AVAILABLE RECORDS:
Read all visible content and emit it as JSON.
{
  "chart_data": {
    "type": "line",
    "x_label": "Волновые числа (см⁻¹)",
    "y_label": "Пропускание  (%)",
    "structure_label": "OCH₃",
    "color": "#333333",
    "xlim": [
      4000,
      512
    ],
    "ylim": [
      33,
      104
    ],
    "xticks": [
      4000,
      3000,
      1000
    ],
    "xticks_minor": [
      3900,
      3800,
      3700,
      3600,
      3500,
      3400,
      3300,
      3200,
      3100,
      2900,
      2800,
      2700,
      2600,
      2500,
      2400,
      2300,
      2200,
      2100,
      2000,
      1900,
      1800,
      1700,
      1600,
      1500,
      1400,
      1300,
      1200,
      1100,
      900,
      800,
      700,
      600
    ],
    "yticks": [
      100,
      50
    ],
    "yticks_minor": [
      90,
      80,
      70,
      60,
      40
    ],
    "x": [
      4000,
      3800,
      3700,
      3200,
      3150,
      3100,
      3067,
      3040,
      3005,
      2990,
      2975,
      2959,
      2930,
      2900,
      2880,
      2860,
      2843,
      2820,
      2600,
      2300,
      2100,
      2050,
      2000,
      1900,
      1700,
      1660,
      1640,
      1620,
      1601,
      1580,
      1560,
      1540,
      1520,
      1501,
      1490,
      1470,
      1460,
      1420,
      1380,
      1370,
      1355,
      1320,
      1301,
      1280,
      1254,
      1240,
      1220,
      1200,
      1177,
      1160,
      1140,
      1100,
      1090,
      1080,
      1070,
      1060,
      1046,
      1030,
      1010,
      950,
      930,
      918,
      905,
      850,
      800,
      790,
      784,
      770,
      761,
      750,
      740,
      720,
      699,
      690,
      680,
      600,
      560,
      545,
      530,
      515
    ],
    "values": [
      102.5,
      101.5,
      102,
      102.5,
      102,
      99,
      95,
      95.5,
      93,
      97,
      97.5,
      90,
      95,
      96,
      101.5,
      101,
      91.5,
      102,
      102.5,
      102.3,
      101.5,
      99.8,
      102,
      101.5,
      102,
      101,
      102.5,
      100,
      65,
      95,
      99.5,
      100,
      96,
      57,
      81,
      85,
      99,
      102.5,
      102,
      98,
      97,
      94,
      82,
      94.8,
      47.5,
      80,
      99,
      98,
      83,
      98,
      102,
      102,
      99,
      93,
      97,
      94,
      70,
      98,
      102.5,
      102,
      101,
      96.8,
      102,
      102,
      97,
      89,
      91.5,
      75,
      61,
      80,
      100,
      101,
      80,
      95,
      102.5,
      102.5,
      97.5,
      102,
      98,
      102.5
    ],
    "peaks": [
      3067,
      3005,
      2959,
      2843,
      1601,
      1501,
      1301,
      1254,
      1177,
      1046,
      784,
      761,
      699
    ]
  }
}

STATED GOAL: Return all of the entries word for word.

COMPLETED TASK:
Read all visible content and emit it as JSON.
{
  "chart_data": {
    "type": "line",
    "x_label": "Волновые числа (см⁻¹)",
    "y_label": "Пропускание  (%)",
    "structure_label": "OCH₃",
    "color": "#333333",
    "xlim": [
      4000,
      512
    ],
    "ylim": [
      33,
      104
    ],
    "xticks": [
      4000,
      3000,
      1000
    ],
    "xticks_minor": [
      3900,
      3800,
      3700,
      3600,
      3500,
      3400,
      3300,
      3200,
      3100,
      2900,
      2800,
      2700,
      2600,
      2500,
      2400,
      2300,
      2200,
      2100,
      2000,
      1900,
      1800,
      1700,
      1600,
      1500,
      1400,
      1300,
      1200,
      1100,
      900,
      800,
      700,
      600
    ],
    "yticks": [
      100,
      50
    ],
    "yticks_minor": [
      90,
      80,
      70,
      60,
      40
    ],
    "x": [
      4000,
      3800,
      3700,
      3200,
      3150,
      3100,
      3067,
      3040,
      3005,
      2990,
      2975,
      2959,
      2930,
      2900,
      2880,
      2860,
      2843,
      2820,
      2600,
      2300,
      2100,
      2050,
      2000,
      1900,
      1700,
      1660,
      1640,
      1620,
      1601,
      1580,
      1560,
      1540,
      1520,
      1501,
      1490,
      1470,
      1460,
      1420,
      1380,
      1370,
      1355,
      1320,
      1301,
      1280,
      1254,
      1240,
      1220,
      1200,
      1177,
      1160,
      1140,
      1100,
      1090,
      1080,
      1070,
      1060,
      1046,
      1030,
      1010,
      950,
      930,
      918,
      905,
      850,
      800,
      790,
      784,
      770,
      761,
      750,
      740,
      720,
      699,
      690,
      680,
      600,
      560,
      545,
      530,
      515
    ],
    "values": [
      102.5,
      101.5,
      102,
      102.5,
      102,
      99,
      95,
      95.5,
      93,
      97,
      97.5,
      90,
      95,
      96,
      101.5,
      101,
      91.5,
      102,
      102.5,
      102.3,
      101.5,
      99.8,
      102,
      101.5,
      102,
      101,
      102.5,
      100,
      65,
      95,
      99.5,
      100,
      96,
      57,
      81,
      85,
      99,
      102.5,
      102,
      98,
      97,
      94,
      82,
      94.8,
      47.5,
      80,
      99,
      98,
      83,
      98,
      102,
      102,
      99,
      93,
      97,
      94,
      70,
      98,
      102.5,
      102,
      101,
      96.8,
      102,
      102,
      97,
      89,
      91.5,
      75,
      61,
      80,
      100,
      101,
      80,
      95,
      102.5,
      102.5,
      97.5,
      102,
      98,
      102.5
    ],
    "peaks": [
      3067,
      3005,
      2959,
      2843,
      1601,
      1501,
      1301,
      1254,
      1177,
      1046,
      784,
      761,
      699
    ]
  }
}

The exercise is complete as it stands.